The request:
Go through the records line by line and work out how many lines hold the word "icon". Answer with the number only.

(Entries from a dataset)
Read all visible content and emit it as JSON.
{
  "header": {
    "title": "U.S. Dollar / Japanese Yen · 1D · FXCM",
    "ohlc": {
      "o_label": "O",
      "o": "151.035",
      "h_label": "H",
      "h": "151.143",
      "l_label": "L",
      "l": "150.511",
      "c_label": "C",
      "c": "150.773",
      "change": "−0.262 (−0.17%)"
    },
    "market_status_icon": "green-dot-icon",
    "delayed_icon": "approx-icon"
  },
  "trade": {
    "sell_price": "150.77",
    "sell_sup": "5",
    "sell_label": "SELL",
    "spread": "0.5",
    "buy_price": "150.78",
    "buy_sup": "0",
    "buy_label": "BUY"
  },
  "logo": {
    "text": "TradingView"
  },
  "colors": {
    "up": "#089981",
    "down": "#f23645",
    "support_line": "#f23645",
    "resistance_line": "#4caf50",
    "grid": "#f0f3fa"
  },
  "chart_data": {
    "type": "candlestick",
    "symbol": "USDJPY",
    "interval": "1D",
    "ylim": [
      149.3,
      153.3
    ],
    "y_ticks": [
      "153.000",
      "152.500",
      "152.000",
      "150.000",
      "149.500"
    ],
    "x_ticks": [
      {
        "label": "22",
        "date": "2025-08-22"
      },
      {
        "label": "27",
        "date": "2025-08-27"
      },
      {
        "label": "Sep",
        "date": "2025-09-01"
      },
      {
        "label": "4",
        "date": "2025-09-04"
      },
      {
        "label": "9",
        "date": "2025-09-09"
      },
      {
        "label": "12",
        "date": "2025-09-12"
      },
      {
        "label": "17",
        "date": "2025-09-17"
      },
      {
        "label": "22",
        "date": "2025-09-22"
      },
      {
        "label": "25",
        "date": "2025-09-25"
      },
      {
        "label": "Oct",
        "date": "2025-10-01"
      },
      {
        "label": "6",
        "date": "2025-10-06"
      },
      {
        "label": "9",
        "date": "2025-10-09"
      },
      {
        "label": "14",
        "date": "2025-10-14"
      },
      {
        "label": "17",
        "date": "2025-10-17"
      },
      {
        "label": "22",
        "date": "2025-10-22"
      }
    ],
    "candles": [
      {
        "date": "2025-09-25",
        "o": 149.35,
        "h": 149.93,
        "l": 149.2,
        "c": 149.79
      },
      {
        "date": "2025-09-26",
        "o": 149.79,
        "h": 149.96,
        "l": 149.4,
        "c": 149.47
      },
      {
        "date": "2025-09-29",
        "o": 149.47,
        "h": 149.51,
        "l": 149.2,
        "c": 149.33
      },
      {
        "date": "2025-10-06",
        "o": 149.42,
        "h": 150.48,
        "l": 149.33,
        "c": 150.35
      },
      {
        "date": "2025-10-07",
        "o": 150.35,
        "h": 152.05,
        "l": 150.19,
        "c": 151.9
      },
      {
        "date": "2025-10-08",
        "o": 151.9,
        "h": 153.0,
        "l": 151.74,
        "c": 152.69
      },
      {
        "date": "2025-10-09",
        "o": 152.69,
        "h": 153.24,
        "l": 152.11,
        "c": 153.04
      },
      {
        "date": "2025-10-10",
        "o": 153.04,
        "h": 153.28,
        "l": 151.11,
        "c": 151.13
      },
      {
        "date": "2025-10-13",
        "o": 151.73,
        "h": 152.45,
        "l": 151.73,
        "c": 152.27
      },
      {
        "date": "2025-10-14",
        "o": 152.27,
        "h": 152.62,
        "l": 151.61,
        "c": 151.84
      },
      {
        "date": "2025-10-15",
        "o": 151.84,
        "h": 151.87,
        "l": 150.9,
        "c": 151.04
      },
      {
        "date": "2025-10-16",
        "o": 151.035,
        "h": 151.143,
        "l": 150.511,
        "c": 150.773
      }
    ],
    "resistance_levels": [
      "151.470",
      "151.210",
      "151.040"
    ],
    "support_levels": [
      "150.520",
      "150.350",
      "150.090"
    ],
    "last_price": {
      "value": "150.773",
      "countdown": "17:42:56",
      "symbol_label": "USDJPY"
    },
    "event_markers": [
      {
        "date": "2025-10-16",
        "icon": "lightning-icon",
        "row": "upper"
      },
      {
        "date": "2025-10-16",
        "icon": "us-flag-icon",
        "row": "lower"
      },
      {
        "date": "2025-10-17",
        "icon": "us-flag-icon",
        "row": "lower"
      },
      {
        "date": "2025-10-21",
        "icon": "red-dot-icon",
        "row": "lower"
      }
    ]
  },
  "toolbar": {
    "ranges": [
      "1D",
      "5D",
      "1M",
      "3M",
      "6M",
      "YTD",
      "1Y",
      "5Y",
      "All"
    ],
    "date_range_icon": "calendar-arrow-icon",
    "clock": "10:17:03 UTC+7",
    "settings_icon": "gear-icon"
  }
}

Exercise solution:
8